- _SET PROBLEM_:
Everything in the listing should be restated word for word.

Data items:
—————
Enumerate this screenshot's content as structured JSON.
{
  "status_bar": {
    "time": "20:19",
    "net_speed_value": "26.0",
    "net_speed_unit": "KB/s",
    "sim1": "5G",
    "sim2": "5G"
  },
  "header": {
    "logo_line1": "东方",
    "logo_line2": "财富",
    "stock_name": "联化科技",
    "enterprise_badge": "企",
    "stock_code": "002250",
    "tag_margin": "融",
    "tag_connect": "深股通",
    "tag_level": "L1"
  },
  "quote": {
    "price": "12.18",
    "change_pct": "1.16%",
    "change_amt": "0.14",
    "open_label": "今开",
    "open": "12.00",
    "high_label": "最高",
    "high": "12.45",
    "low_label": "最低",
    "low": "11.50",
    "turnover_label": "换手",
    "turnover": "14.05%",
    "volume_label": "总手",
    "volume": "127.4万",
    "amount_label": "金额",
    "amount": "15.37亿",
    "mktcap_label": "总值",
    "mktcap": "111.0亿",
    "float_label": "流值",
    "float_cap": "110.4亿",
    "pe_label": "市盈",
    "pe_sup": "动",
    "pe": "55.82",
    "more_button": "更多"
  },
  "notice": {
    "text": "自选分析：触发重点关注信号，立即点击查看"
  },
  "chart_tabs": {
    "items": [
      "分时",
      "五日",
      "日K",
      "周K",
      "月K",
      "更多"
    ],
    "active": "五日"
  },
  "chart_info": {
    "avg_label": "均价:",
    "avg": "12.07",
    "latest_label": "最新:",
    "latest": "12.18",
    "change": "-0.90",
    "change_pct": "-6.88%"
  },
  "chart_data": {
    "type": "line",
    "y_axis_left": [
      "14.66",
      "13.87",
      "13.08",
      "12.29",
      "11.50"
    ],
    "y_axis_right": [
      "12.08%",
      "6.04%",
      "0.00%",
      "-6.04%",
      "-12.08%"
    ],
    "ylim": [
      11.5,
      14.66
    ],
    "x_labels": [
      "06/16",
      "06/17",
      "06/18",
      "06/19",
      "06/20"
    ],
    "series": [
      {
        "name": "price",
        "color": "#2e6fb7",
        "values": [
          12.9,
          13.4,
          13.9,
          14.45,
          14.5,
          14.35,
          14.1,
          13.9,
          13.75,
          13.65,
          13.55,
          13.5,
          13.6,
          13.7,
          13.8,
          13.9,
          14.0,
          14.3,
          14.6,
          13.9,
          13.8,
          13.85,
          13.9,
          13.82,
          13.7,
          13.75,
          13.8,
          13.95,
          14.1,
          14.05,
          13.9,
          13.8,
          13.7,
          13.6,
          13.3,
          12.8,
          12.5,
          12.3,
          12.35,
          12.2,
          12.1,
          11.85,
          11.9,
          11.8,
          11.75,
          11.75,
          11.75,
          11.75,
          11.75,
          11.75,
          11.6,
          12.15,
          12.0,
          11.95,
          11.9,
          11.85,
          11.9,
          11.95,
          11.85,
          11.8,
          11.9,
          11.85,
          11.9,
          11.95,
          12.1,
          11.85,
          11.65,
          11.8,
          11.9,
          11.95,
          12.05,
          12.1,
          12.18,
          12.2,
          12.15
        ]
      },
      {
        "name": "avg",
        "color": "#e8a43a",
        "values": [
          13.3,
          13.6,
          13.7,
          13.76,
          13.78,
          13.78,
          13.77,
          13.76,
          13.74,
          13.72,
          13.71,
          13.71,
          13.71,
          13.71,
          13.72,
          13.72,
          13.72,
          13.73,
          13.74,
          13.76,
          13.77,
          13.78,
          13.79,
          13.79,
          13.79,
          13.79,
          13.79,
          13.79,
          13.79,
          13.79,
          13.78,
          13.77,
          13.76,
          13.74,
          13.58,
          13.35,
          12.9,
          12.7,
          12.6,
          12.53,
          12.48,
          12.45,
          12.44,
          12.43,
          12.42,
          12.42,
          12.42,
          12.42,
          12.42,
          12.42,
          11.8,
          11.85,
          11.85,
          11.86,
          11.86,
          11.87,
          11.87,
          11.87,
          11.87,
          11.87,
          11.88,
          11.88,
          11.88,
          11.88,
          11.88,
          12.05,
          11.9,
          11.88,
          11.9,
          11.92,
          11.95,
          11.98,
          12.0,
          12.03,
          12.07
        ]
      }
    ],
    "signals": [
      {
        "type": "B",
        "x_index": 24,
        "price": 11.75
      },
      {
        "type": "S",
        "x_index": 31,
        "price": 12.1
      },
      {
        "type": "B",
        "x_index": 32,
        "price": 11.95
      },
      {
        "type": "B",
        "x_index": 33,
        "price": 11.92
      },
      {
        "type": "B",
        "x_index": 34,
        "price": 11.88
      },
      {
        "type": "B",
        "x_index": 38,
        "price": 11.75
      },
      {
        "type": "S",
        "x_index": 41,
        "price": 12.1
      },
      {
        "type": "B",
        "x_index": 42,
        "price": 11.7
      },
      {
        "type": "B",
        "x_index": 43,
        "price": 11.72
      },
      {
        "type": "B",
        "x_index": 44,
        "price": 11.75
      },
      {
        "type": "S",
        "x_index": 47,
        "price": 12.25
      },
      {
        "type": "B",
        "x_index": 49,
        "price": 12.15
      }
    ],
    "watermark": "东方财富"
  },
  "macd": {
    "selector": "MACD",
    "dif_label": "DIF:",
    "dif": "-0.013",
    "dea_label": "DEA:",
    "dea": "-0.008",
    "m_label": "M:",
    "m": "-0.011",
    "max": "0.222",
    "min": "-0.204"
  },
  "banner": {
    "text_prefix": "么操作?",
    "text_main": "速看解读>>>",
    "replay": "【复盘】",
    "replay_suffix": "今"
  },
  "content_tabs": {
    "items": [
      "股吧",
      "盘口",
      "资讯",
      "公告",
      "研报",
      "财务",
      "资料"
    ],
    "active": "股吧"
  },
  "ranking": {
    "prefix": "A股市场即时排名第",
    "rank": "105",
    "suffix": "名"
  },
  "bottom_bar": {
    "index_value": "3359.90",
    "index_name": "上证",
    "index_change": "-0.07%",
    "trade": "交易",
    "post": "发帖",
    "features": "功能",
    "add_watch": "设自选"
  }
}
—————
- _TASK SOLUTION_:
Enumerate this screenshot's content as structured JSON.
{
  "status_bar": {
    "time": "20:19",
    "net_speed_value": "26.0",
    "net_speed_unit": "KB/s",
    "sim1": "5G",
    "sim2": "5G"
  },
  "header": {
    "logo_line1": "东方",
    "logo_line2": "财富",
    "stock_name": "联化科技",
    "enterprise_badge": "企",
    "stock_code": "002250",
    "tag_margin": "融",
    "tag_connect": "深股通",
    "tag_level": "L1"
  },
  "quote": {
    "price": "12.18",
    "change_pct": "1.16%",
    "change_amt": "0.14",
    "open_label": "今开",
    "open": "12.00",
    "high_label": "最高",
    "high": "12.45",
    "low_label": "最低",
    "low": "11.50",
    "turnover_label": "换手",
    "turnover": "14.05%",
    "volume_label": "总手",
    "volume": "127.4万",
    "amount_label": "金额",
    "amount": "15.37亿",
    "mktcap_label": "总值",
    "mktcap": "111.0亿",
    "float_label": "流值",
    "float_cap": "110.4亿",
    "pe_label": "市盈",
    "pe_sup": "动",
    "pe": "55.82",
    "more_button": "更多"
  },
  "notice": {
    "text": "自选分析：触发重点关注信号，立即点击查看"
  },
  "chart_tabs": {
    "items": [
      "分时",
      "五日",
      "日K",
      "周K",
      "月K",
      "更多"
    ],
    "active": "五日"
  },
  "chart_info": {
    "avg_label": "均价:",
    "avg": "12.07",
    "latest_label": "最新:",
    "latest": "12.18",
    "change": "-0.90",
    "change_pct": "-6.88%"
  },
  "chart_data": {
    "type": "line",
    "y_axis_left": [
      "14.66",
      "13.87",
      "13.08",
      "12.29",
      "11.50"
    ],
    "y_axis_right": [
      "12.08%",
      "6.04%",
      "0.00%",
      "-6.04%",
      "-12.08%"
    ],
    "ylim": [
      11.5,
      14.66
    ],
    "x_labels": [
      "06/16",
      "06/17",
      "06/18",
      "06/19",
      "06/20"
    ],
    "series": [
      {
        "name": "price",
        "color": "#2e6fb7",
        "values": [
          12.9,
          13.4,
          13.9,
          14.45,
          14.5,
          14.35,
          14.1,
          13.9,
          13.75,
          13.65,
          13.55,
          13.5,
          13.6,
          13.7,
          13.8,
          13.9,
          14.0,
          14.3,
          14.6,
          13.9,
          13.8,
          13.85,
          13.9,
          13.82,
          13.7,
          13.75,
          13.8,
          13.95,
          14.1,
          14.05,
          13.9,
          13.8,
          13.7,
          13.6,
          13.3,
          12.8,
          12.5,
          12.3,
          12.35,
          12.2,
          12.1,
          11.85,
          11.9,
          11.8,
          11.75,
          11.75,
          11.75,
          11.75,
          11.75,
          11.75,
          11.6,
          12.15,
          12.0,
          11.95,
          11.9,
          11.85,
          11.9,
          11.95,
          11.85,
          11.8,
          11.9,
          11.85,
          11.9,
          11.95,
          12.1,
          11.85,
          11.65,
          11.8,
          11.9,
          11.95,
          12.05,
          12.1,
          12.18,
          12.2,
          12.15
        ]
      },
      {
        "name": "avg",
        "color": "#e8a43a",
        "values": [
          13.3,
          13.6,
          13.7,
          13.76,
          13.78,
          13.78,
          13.77,
          13.76,
          13.74,
          13.72,
          13.71,
          13.71,
          13.71,
          13.71,
          13.72,
          13.72,
          13.72,
          13.73,
          13.74,
          13.76,
          13.77,
          13.78,
          13.79,
          13.79,
          13.79,
          13.79,
          13.79,
          13.79,
          13.79,
          13.79,
          13.78,
          13.77,
          13.76,
          13.74,
          13.58,
          13.35,
          12.9,
          12.7,
          12.6,
          12.53,
          12.48,
          12.45,
          12.44,
          12.43,
          12.42,
          12.42,
          12.42,
          12.42,
          12.42,
          12.42,
          11.8,
          11.85,
          11.85,
          11.86,
          11.86,
          11.87,
          11.87,
          11.87,
          11.87,
          11.87,
          11.88,
          11.88,
          11.88,
          11.88,
          11.88,
          12.05,
          11.9,
          11.88,
          11.9,
          11.92,
          11.95,
          11.98,
          12.0,
          12.03,
          12.07
        ]
      }
    ],
    "signals": [
      {
        "type": "B",
        "x_index": 24,
        "price": 11.75
      },
      {
        "type": "S",
        "x_index": 31,
        "price": 12.1
      },
      {
        "type": "B",
        "x_index": 32,
        "price": 11.95
      },
      {
        "type": "B",
        "x_index": 33,
        "price": 11.92
      },
      {
        "type": "B",
        "x_index": 34,
        "price": 11.88
      },
      {
        "type": "B",
        "x_index": 38,
        "price": 11.75
      },
      {
        "type": "S",
        "x_index": 41,
        "price": 12.1
      },
      {
        "type": "B",
        "x_index": 42,
        "price": 11.7
      },
      {
        "type": "B",
        "x_index": 43,
        "price": 11.72
      },
      {
        "type": "B",
        "x_index": 44,
        "price": 11.75
      },
      {
        "type": "S",
        "x_index": 47,
        "price": 12.25
      },
      {
        "type": "B",
        "x_index": 49,
        "price": 12.15
      }
    ],
    "watermark": "东方财富"
  },
  "macd": {
    "selector": "MACD",
    "dif_label": "DIF:",
    "dif": "-0.013",
    "dea_label": "DEA:",
    "dea": "-0.008",
    "m_label": "M:",
    "m": "-0.011",
    "max": "0.222",
    "min": "-0.204"
  },
  "banner": {
    "text_prefix": "么操作?",
    "text_main": "速看解读>>>",
    "replay": "【复盘】",
    "replay_suffix": "今"
  },
  "content_tabs": {
    "items": [
      "股吧",
      "盘口",
      "资讯",
      "公告",
      "研报",
      "财务",
      "资料"
    ],
    "active": "股吧"
  },
  "ranking": {
    "prefix": "A股市场即时排名第",
    "rank": "105",
    "suffix": "名"
  },
  "bottom_bar": {
    "index_value": "3359.90",
    "index_name": "上证",
    "index_change": "-0.07%",
    "trade": "交易",
    "post": "发帖",
    "features": "功能",
    "add_watch": "设自选"
  }
}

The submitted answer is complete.